WRITTEN REQUEST ::
Every record that follows must be duplicated exactly, with images left out.

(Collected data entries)
▼

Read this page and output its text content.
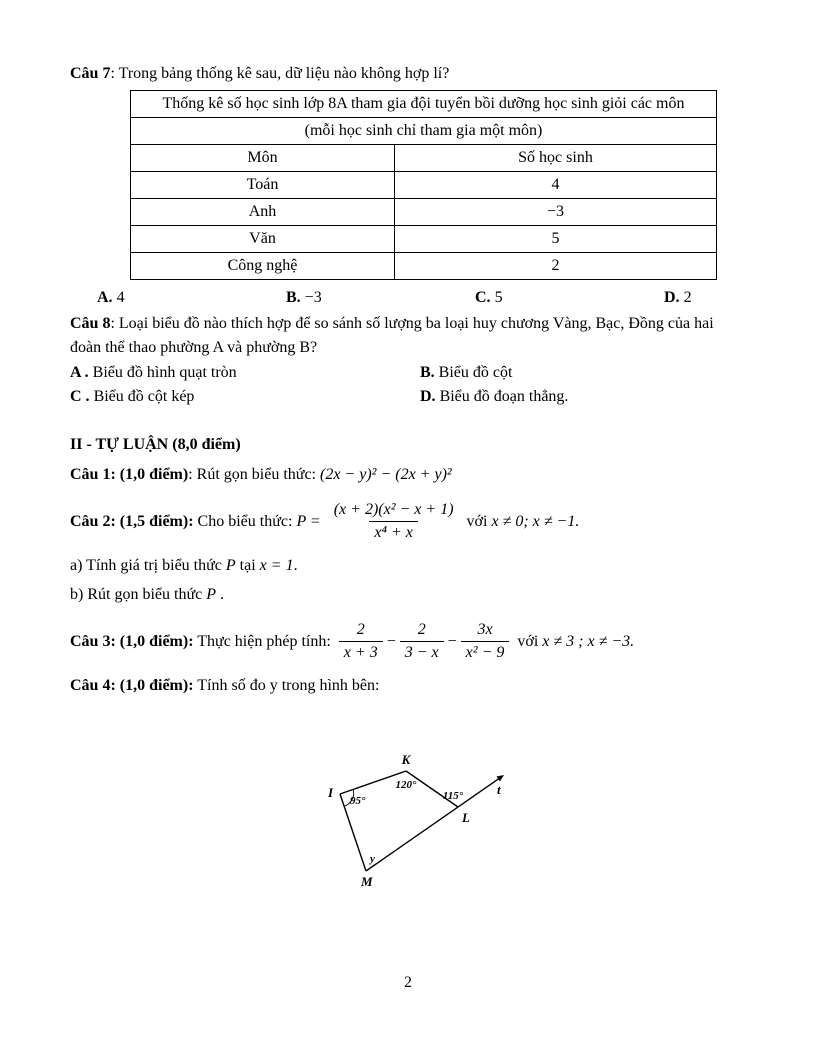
Câu 7: Trong bảng thống kê sau, dữ liệu nào không hợp lí?

Thống kê số học sinh lớp 8A tham gia đội tuyển bồi dưỡng học sinh giỏi các môn	
(mỗi học sinh chỉ tham gia một môn)	
Môn	Số học sinh
Toán	4
Anh	−3
Văn	5
Công nghệ	2
A. 4	B. −3	C. 5	D. 2

Câu 8: Loại biểu đồ nào thích hợp để so sánh số lượng ba loại huy chương Vàng, Bạc, Đồng của hai đoàn thể thao phường A và phường B?

A . Biểu đồ hình quạt tròn	B. Biểu đồ cột
C . Biểu đồ cột kép	D. Biểu đồ đoạn thẳng.

II - TỰ LUẬN (8,0 điểm)

Câu 1: (1,0 điểm): Rút gọn biểu thức: (2x − y)² − (2x + y)²

Câu 2: (1,5 điểm): Cho biểu thức: $P = \frac{\text{(x + 2)(x² − x + 1)}}{\text{x⁴ + x}}$ với x ≠ 0; x ≠ −1.

a) Tính giá trị biểu thức P tại x = 1.

b) Rút gọn biểu thức P .

Câu 3: (1,0 điểm): Thực hiện phép tính: $\frac{2}{x + 3} - \frac{2}{3 - x} - \frac{3x}{\text{x² − 9}}$ với x ≠ 3 ; x ≠ −3.

Câu 4: (1,0 điểm): Tính số đo y trong hình bên:

K
I
L
M
t
120°
95°	115°
y
2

▲

ANSWER IN FULL ::
Read this page and output its text content.
Câu 7: Trong bảng thống kê sau, dữ liệu nào không hợp lí?

Thống kê số học sinh lớp 8A tham gia đội tuyển bồi dưỡng học sinh giỏi các môn	
(mỗi học sinh chỉ tham gia một môn)	
Môn	Số học sinh
Toán	4
Anh	−3
Văn	5
Công nghệ	2
A. 4	B. −3	C. 5	D. 2

Câu 8: Loại biểu đồ nào thích hợp để so sánh số lượng ba loại huy chương Vàng, Bạc, Đồng của hai đoàn thể thao phường A và phường B?

A . Biểu đồ hình quạt tròn	B. Biểu đồ cột
C . Biểu đồ cột kép	D. Biểu đồ đoạn thẳng.

II - TỰ LUẬN (8,0 điểm)

Câu 1: (1,0 điểm): Rút gọn biểu thức: (2x − y)² − (2x + y)²

Câu 2: (1,5 điểm): Cho biểu thức: $P = \frac{\text{(x + 2)(x² − x + 1)}}{\text{x⁴ + x}}$ với x ≠ 0; x ≠ −1.

a) Tính giá trị biểu thức P tại x = 1.

b) Rút gọn biểu thức P .

Câu 3: (1,0 điểm): Thực hiện phép tính: $\frac{2}{x + 3} - \frac{2}{3 - x} - \frac{3x}{\text{x² − 9}}$ với x ≠ 3 ; x ≠ −3.

Câu 4: (1,0 điểm): Tính số đo y trong hình bên:

K
I
L
M
t
120°
95°	115°
y
2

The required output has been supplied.